Consigne A
Reproduisez à l'identique ces lignes du listing : commencez à la ligne qui contient « data-point xyxy=(507,487,516,495) » et arrêtez-vous après celle qui contient « data-point xyxy=(601,660,609,668) ».
───── Extrait à lire ─────
L’état major danois fut établi quant à lui à Hénin Beaumont (à l’époque Hénin Liétard). Les Dragons danois ont ainsi dû apprendre à cohabiter avec les habitants de Bouchain, Aniche, Corbehem, Douai, Izel, Bois Bernard, Billy Montigny, Hénin, Lens et Carvin.
Et des unions eurent naturellement lieu.
Des soldats danois emmenèrent leurs épouses au Danemark et d’autres restèrent pour fonder une famille.
Cette occupation danoise dura 2 ans de 1816 à 1818. La cohabitation n’alla pas sans mal : cette occupation coûta cher à nos communes et donc aux habitants qui durent payer des impôts supplémentaires et les soldats ne furent pas tous des enfants de chœur. L’ouvrage que je cite plus bas nous donne un aperçu assez réaliste de la vie de nos aïeux à ce moment.
Les soldats danois, au cours de leur séjour, érigèrent à la limite entre Lewarde et Roucourt une sorte d’obélisque de 11m de haut pour marquer leur passage. Cet ouvrage est toujours visible de nos jours.
Source : l’invasion et l’occupation du département du Nord par les alliés (1814-1815) par Max Bruchet.
N comme NOBLESSE
En regardant sur Geneanet les diverses correspondances que je pouvais avoir sur la branche des Legros (branche paternelle), quelle ne fut ma surprise en voyant que je pouvais ainsi remonter d’une traite jusque Charlemagne !
Passé l’instant de surprise et je dois dire aussi de fierté à cette idée, je suis revenue sur terre en me rappelant que 9 français sur 10 tout de même descendraient de cet illustre aïeul d’après certains généalogistes.
Je n’en suis bien sûr pas restée là et j’ai donc essayé de vérifier tout ça. Je me suis aidée entre autre de l’ouvrage de Michel Champagne, la Châtellenie de Longvilliers du 12 au 14ème siècle.
Là où bute pour l’instant c’est au niveau de Catherine Fontaine (née vers 1629 à Licques et décédée le 19/2/1701 à Blendecques) et de sa fille Marguerite Caron (née le 6/1/1672 à Licques et décédée le 28/4/1722 à Licques) car je ne suis pas encore sûre de cette parentèle ni même des dates les concernant.
Maintenant imaginons que tout cela soit exact, comment peut-on expliquer que de pauvres cultivateurs et journaliers puissent avoir des ancêtres nobles.
─────
Consigne B
Transcrivez sans rien changer le passage de l'extrait à lire qui commence aux mots « Passé l’instant de » et s'arrête après les mots « au 14ème siècle. ».
───── Données affichées ─────
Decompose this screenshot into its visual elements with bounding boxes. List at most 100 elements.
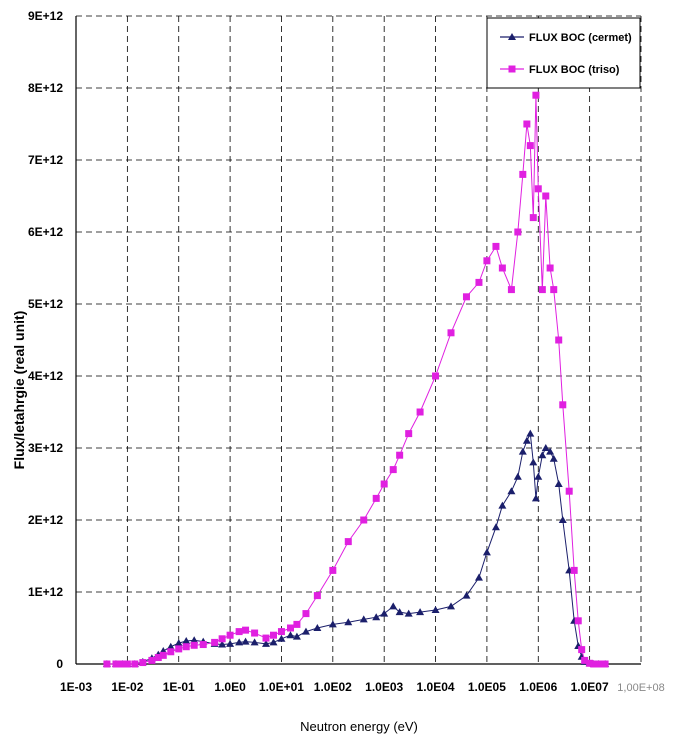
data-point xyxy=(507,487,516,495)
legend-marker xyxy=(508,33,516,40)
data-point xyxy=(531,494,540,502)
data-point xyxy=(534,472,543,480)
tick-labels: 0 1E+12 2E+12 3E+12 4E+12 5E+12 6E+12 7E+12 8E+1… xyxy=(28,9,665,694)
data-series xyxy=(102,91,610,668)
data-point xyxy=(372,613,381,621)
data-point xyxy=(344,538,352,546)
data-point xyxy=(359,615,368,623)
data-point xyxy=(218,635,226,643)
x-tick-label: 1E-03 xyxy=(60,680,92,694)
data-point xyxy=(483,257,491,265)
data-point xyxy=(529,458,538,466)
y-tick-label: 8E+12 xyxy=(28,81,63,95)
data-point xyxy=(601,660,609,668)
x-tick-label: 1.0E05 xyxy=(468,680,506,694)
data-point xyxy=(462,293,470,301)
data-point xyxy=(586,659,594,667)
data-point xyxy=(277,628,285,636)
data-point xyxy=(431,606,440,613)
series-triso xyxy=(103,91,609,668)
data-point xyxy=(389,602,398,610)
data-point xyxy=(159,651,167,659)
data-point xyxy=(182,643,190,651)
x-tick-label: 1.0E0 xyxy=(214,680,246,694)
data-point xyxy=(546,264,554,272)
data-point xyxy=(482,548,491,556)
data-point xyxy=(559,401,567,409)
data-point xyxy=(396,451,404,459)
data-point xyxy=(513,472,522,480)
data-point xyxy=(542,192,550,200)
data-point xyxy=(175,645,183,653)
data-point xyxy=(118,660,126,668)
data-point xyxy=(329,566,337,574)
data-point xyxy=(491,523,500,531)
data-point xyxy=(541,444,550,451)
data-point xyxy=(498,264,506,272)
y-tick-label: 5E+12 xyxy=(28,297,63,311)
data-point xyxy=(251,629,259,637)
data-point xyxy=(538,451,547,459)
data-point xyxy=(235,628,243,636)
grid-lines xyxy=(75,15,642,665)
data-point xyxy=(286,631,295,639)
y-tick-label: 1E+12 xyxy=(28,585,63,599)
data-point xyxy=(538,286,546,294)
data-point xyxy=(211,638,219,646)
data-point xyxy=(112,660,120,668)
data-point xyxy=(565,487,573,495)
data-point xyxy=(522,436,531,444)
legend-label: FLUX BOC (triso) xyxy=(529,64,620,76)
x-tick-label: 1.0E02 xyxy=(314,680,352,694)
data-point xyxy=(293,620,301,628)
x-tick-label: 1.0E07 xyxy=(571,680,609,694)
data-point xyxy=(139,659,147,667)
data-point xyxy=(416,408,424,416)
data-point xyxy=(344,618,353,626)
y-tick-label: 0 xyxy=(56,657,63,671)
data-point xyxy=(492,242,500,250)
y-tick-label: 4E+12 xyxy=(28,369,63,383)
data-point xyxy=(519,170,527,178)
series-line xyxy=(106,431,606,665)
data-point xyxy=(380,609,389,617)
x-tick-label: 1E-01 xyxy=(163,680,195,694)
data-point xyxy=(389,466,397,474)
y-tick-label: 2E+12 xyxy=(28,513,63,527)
─────
Réponse A
data-point xyxy=(507,487,516,495)
legend-marker xyxy=(508,33,516,40)
data-point xyxy=(531,494,540,502)
data-point xyxy=(534,472,543,480)
tick-labels: 0 1E+12 2E+12 3E+12 4E+12 5E+12 6E+12 7E+12 8E+1… xyxy=(28,9,665,694)
data-series xyxy=(102,91,610,668)
data-point xyxy=(372,613,381,621)
data-point xyxy=(344,538,352,546)
data-point xyxy=(359,615,368,623)
data-point xyxy=(218,635,226,643)
x-tick-label: 1E-03 xyxy=(60,680,92,694)
data-point xyxy=(483,257,491,265)
data-point xyxy=(529,458,538,466)
y-tick-label: 8E+12 xyxy=(28,81,63,95)
data-point xyxy=(601,660,609,668)

Réponse B
Passé l’instant de surprise et je dois dire aussi de fierté à cette idée, je suis revenue sur terre en me rappelant que 9 français sur 10 tout de même descendraient de cet illustre aïeul d’après certains généalogistes.
Je n’en suis bien sûr pas restée là et j’ai donc essayé de vérifier tout ça. Je me suis aidée entre autre de l’ouvrage de Michel Champagne, la Châtellenie de Longvilliers du 12 au 14ème siècle.